§ CHALLENGE:
Retype each record below word for word. Leave the pictures out.
-- Start of THE DATA --
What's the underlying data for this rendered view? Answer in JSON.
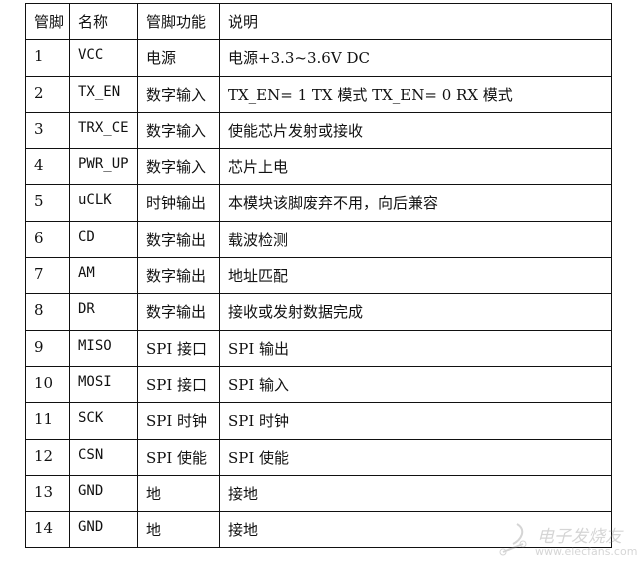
{
  "table": {
    "headers": [
      "管脚",
      "名称",
      "管脚功能",
      "说明"
    ],
    "rows": [
      [
        "1",
        "VCC",
        "电源",
        "电源+3.3~3.6V DC"
      ],
      [
        "2",
        "TX_EN",
        "数字输入",
        "TX_EN= 1 TX 模式 TX_EN= 0 RX 模式"
      ],
      [
        "3",
        "TRX_CE",
        "数字输入",
        "使能芯片发射或接收"
      ],
      [
        "4",
        "PWR_UP",
        "数字输入",
        "芯片上电"
      ],
      [
        "5",
        "uCLK",
        "时钟输出",
        "本模块该脚废弃不用，向后兼容"
      ],
      [
        "6",
        "CD",
        "数字输出",
        "载波检测"
      ],
      [
        "7",
        "AM",
        "数字输出",
        "地址匹配"
      ],
      [
        "8",
        "DR",
        "数字输出",
        "接收或发射数据完成"
      ],
      [
        "9",
        "MISO",
        "SPI 接口",
        "SPI 输出"
      ],
      [
        "10",
        "MOSI",
        "SPI 接口",
        "SPI 输入"
      ],
      [
        "11",
        "SCK",
        "SPI 时钟",
        "SPI 时钟"
      ],
      [
        "12",
        "CSN",
        "SPI 使能",
        "SPI 使能"
      ],
      [
        "13",
        "GND",
        "地",
        "接地"
      ],
      [
        "14",
        "GND",
        "地",
        "接地"
      ]
    ]
  },
  "watermark": {
    "name": "电子发烧友",
    "url": "www.elecfans.com"
  }
}
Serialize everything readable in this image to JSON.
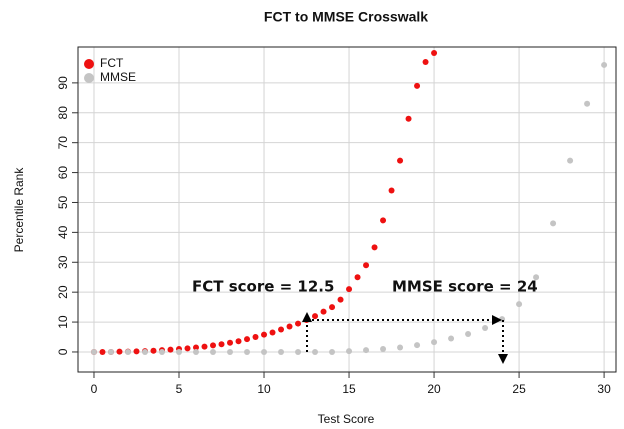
{
  "chart_data": {
    "type": "scatter",
    "title": "FCT to MMSE Crosswalk",
    "x_label": "Test Score",
    "y_label": "Percentile Rank",
    "xlim": [
      -0.94,
      30.7
    ],
    "ylim": [
      -6.7,
      102
    ],
    "xticks": [
      0,
      5,
      10,
      15,
      20,
      25,
      30
    ],
    "yticks": [
      0,
      10,
      20,
      30,
      40,
      50,
      60,
      70,
      80,
      90
    ],
    "grid": true,
    "legend": "top-left",
    "annotations": [
      "FCT score = 12.5",
      "MMSE score = 24"
    ],
    "series": [
      {
        "name": "FCT",
        "color": "#ee1111",
        "x": [
          0,
          0.5,
          1,
          1.5,
          2,
          2.5,
          3,
          3.5,
          4,
          4.5,
          5,
          5.5,
          6,
          6.5,
          7,
          7.5,
          8,
          8.5,
          9,
          9.5,
          10,
          10.5,
          11,
          11.5,
          12,
          12.5,
          13,
          13.5,
          14,
          14.5,
          15,
          15.5,
          16,
          16.5,
          17,
          17.5,
          18,
          18.5,
          19,
          19.5,
          20
        ],
        "values": [
          0,
          0,
          0,
          0.1,
          0.1,
          0.2,
          0.3,
          0.4,
          0.6,
          0.8,
          1,
          1.2,
          1.5,
          1.8,
          2.2,
          2.6,
          3.1,
          3.6,
          4.3,
          5,
          5.8,
          6.5,
          7.5,
          8.5,
          9.5,
          10.7,
          12,
          13.5,
          15,
          17.5,
          21,
          25,
          29,
          35,
          44,
          54,
          64,
          78,
          89,
          97,
          100
        ]
      },
      {
        "name": "MMSE",
        "color": "#c4c4c4",
        "x": [
          0,
          1,
          2,
          3,
          4,
          5,
          6,
          7,
          8,
          9,
          10,
          11,
          12,
          13,
          14,
          15,
          16,
          17,
          18,
          19,
          20,
          21,
          22,
          23,
          24,
          25,
          26,
          27,
          28,
          29,
          30
        ],
        "values": [
          0,
          0,
          0,
          0,
          0,
          0,
          0,
          0,
          0,
          0,
          0,
          0,
          0,
          0,
          0,
          0.3,
          0.6,
          1,
          1.5,
          2.3,
          3.3,
          4.5,
          6,
          8,
          11,
          16,
          25,
          43,
          64,
          83,
          96
        ]
      }
    ]
  }
}
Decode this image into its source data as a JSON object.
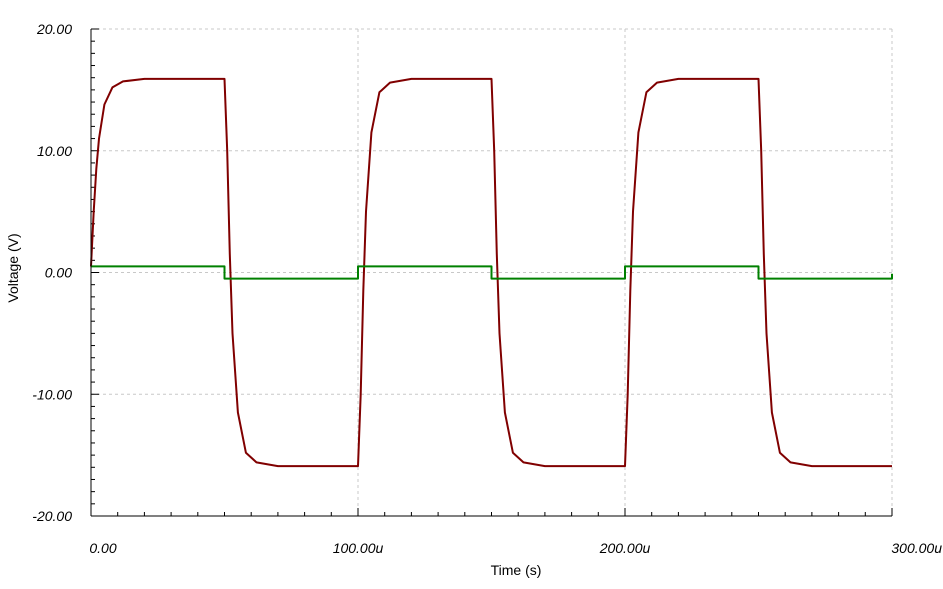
{
  "chart_data": {
    "type": "line",
    "xlabel": "Time (s)",
    "ylabel": "Voltage (V)",
    "xlim": [
      0,
      0.0003
    ],
    "ylim": [
      -20,
      20
    ],
    "grid": true,
    "x_ticks": [
      {
        "value": 0,
        "label": "0.00"
      },
      {
        "value": 0.0001,
        "label": "100.00u"
      },
      {
        "value": 0.0002,
        "label": "200.00u"
      },
      {
        "value": 0.0003,
        "label": "300.00u"
      }
    ],
    "y_ticks": [
      {
        "value": 20,
        "label": "20.00"
      },
      {
        "value": 10,
        "label": "10.00"
      },
      {
        "value": 0,
        "label": "0.00"
      },
      {
        "value": -10,
        "label": "-10.00"
      },
      {
        "value": -20,
        "label": "-20.00"
      }
    ],
    "series": [
      {
        "color": "#800000",
        "x": [
          0,
          1e-06,
          2e-06,
          3e-06,
          5e-06,
          8e-06,
          1.2e-05,
          2e-05,
          5e-05,
          5.1e-05,
          5.2e-05,
          5.3e-05,
          5.5e-05,
          5.8e-05,
          6.2e-05,
          7e-05,
          0.0001,
          0.000101,
          0.000102,
          0.000103,
          0.000105,
          0.000108,
          0.000112,
          0.00012,
          0.00015,
          0.000151,
          0.000152,
          0.000153,
          0.000155,
          0.000158,
          0.000162,
          0.00017,
          0.0002,
          0.000201,
          0.000202,
          0.000203,
          0.000205,
          0.000208,
          0.000212,
          0.00022,
          0.00025,
          0.000251,
          0.000252,
          0.000253,
          0.000255,
          0.000258,
          0.000262,
          0.00027,
          0.0003
        ],
        "y": [
          0.5,
          5,
          8.5,
          11,
          13.8,
          15.2,
          15.7,
          15.9,
          15.9,
          10,
          1.5,
          -5,
          -11.5,
          -14.8,
          -15.6,
          -15.9,
          -15.9,
          -10,
          -1.5,
          5,
          11.5,
          14.8,
          15.6,
          15.9,
          15.9,
          10,
          1.5,
          -5,
          -11.5,
          -14.8,
          -15.6,
          -15.9,
          -15.9,
          -10,
          -1.5,
          5,
          11.5,
          14.8,
          15.6,
          15.9,
          15.9,
          10,
          1.5,
          -5,
          -11.5,
          -14.8,
          -15.6,
          -15.9,
          -15.9
        ]
      },
      {
        "color": "#008000",
        "x": [
          0,
          5e-05,
          5e-05,
          0.0001,
          0.0001,
          0.00015,
          0.00015,
          0.0002,
          0.0002,
          0.00025,
          0.00025,
          0.0003,
          0.0003
        ],
        "y": [
          0.5,
          0.5,
          -0.5,
          -0.5,
          0.5,
          0.5,
          -0.5,
          -0.5,
          0.5,
          0.5,
          -0.5,
          -0.5,
          -0.1
        ]
      }
    ]
  }
}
-- End of THE DATA --
§ WRITTEN SOLUTION:
What's the underlying data for this rendered view? Answer in JSON.
{
  "table": {
    "headers": [
      "管脚",
      "名称",
      "管脚功能",
      "说明"
    ],
    "rows": [
      [
        "1",
        "VCC",
        "电源",
        "电源+3.3~3.6V DC"
      ],
      [
        "2",
        "TX_EN",
        "数字输入",
        "TX_EN= 1 TX 模式 TX_EN= 0 RX 模式"
      ],
      [
        "3",
        "TRX_CE",
        "数字输入",
        "使能芯片发射或接收"
      ],
      [
        "4",
        "PWR_UP",
        "数字输入",
        "芯片上电"
      ],
      [
        "5",
        "uCLK",
        "时钟输出",
        "本模块该脚废弃不用，向后兼容"
      ],
      [
        "6",
        "CD",
        "数字输出",
        "载波检测"
      ],
      [
        "7",
        "AM",
        "数字输出",
        "地址匹配"
      ],
      [
        "8",
        "DR",
        "数字输出",
        "接收或发射数据完成"
      ],
      [
        "9",
        "MISO",
        "SPI 接口",
        "SPI 输出"
      ],
      [
        "10",
        "MOSI",
        "SPI 接口",
        "SPI 输入"
      ],
      [
        "11",
        "SCK",
        "SPI 时钟",
        "SPI 时钟"
      ],
      [
        "12",
        "CSN",
        "SPI 使能",
        "SPI 使能"
      ],
      [
        "13",
        "GND",
        "地",
        "接地"
      ],
      [
        "14",
        "GND",
        "地",
        "接地"
      ]
    ]
  },
  "watermark": {
    "name": "电子发烧友",
    "url": "www.elecfans.com"
  }
}
Serialize everything readable in this image to JSON.
{
  "chart_data": {
    "type": "scatter",
    "title": "FCT to MMSE Crosswalk",
    "x_label": "Test Score",
    "y_label": "Percentile Rank",
    "xlim": [
      -0.94,
      30.7
    ],
    "ylim": [
      -6.7,
      102
    ],
    "xticks": [
      0,
      5,
      10,
      15,
      20,
      25,
      30
    ],
    "yticks": [
      0,
      10,
      20,
      30,
      40,
      50,
      60,
      70,
      80,
      90
    ],
    "grid": true,
    "legend": "top-left",
    "annotations": [
      "FCT score = 12.5",
      "MMSE score = 24"
    ],
    "series": [
      {
        "name": "FCT",
        "color": "#ee1111",
        "x": [
          0,
          0.5,
          1,
          1.5,
          2,
          2.5,
          3,
          3.5,
          4,
          4.5,
          5,
          5.5,
          6,
          6.5,
          7,
          7.5,
          8,
          8.5,
          9,
          9.5,
          10,
          10.5,
          11,
          11.5,
          12,
          12.5,
          13,
          13.5,
          14,
          14.5,
          15,
          15.5,
          16,
          16.5,
          17,
          17.5,
          18,
          18.5,
          19,
          19.5,
          20
        ],
        "values": [
          0,
          0,
          0,
          0.1,
          0.1,
          0.2,
          0.3,
          0.4,
          0.6,
          0.8,
          1,
          1.2,
          1.5,
          1.8,
          2.2,
          2.6,
          3.1,
          3.6,
          4.3,
          5,
          5.8,
          6.5,
          7.5,
          8.5,
          9.5,
          10.7,
          12,
          13.5,
          15,
          17.5,
          21,
          25,
          29,
          35,
          44,
          54,
          64,
          78,
          89,
          97,
          100
        ]
      },
      {
        "name": "MMSE",
        "color": "#c4c4c4",
        "x": [
          0,
          1,
          2,
          3,
          4,
          5,
          6,
          7,
          8,
          9,
          10,
          11,
          12,
          13,
          14,
          15,
          16,
          17,
          18,
          19,
          20,
          21,
          22,
          23,
          24,
          25,
          26,
          27,
          28,
          29,
          30
        ],
        "values": [
          0,
          0,
          0,
          0,
          0,
          0,
          0,
          0,
          0,
          0,
          0,
          0,
          0,
          0,
          0,
          0.3,
          0.6,
          1,
          1.5,
          2.3,
          3.3,
          4.5,
          6,
          8,
          11,
          16,
          25,
          43,
          64,
          83,
          96
        ]
      }
    ]
  }
}
Decode this image into its source data as a JSON object.
{
  "chart_data": {
    "type": "line",
    "xlabel": "Time (s)",
    "ylabel": "Voltage (V)",
    "xlim": [
      0,
      0.0003
    ],
    "ylim": [
      -20,
      20
    ],
    "grid": true,
    "x_ticks": [
      {
        "value": 0,
        "label": "0.00"
      },
      {
        "value": 0.0001,
        "label": "100.00u"
      },
      {
        "value": 0.0002,
        "label": "200.00u"
      },
      {
        "value": 0.0003,
        "label": "300.00u"
      }
    ],
    "y_ticks": [
      {
        "value": 20,
        "label": "20.00"
      },
      {
        "value": 10,
        "label": "10.00"
      },
      {
        "value": 0,
        "label": "0.00"
      },
      {
        "value": -10,
        "label": "-10.00"
      },
      {
        "value": -20,
        "label": "-20.00"
      }
    ],
    "series": [
      {
        "color": "#800000",
        "x": [
          0,
          1e-06,
          2e-06,
          3e-06,
          5e-06,
          8e-06,
          1.2e-05,
          2e-05,
          5e-05,
          5.1e-05,
          5.2e-05,
          5.3e-05,
          5.5e-05,
          5.8e-05,
          6.2e-05,
          7e-05,
          0.0001,
          0.000101,
          0.000102,
          0.000103,
          0.000105,
          0.000108,
          0.000112,
          0.00012,
          0.00015,
          0.000151,
          0.000152,
          0.000153,
          0.000155,
          0.000158,
          0.000162,
          0.00017,
          0.0002,
          0.000201,
          0.000202,
          0.000203,
          0.000205,
          0.000208,
          0.000212,
          0.00022,
          0.00025,
          0.000251,
          0.000252,
          0.000253,
          0.000255,
          0.000258,
          0.000262,
          0.00027,
          0.0003
        ],
        "y": [
          0.5,
          5,
          8.5,
          11,
          13.8,
          15.2,
          15.7,
          15.9,
          15.9,
          10,
          1.5,
          -5,
          -11.5,
          -14.8,
          -15.6,
          -15.9,
          -15.9,
          -10,
          -1.5,
          5,
          11.5,
          14.8,
          15.6,
          15.9,
          15.9,
          10,
          1.5,
          -5,
          -11.5,
          -14.8,
          -15.6,
          -15.9,
          -15.9,
          -10,
          -1.5,
          5,
          11.5,
          14.8,
          15.6,
          15.9,
          15.9,
          10,
          1.5,
          -5,
          -11.5,
          -14.8,
          -15.6,
          -15.9,
          -15.9
        ]
      },
      {
        "color": "#008000",
        "x": [
          0,
          5e-05,
          5e-05,
          0.0001,
          0.0001,
          0.00015,
          0.00015,
          0.0002,
          0.0002,
          0.00025,
          0.00025,
          0.0003,
          0.0003
        ],
        "y": [
          0.5,
          0.5,
          -0.5,
          -0.5,
          0.5,
          0.5,
          -0.5,
          -0.5,
          0.5,
          0.5,
          -0.5,
          -0.5,
          -0.1
        ]
      }
    ]
  }
}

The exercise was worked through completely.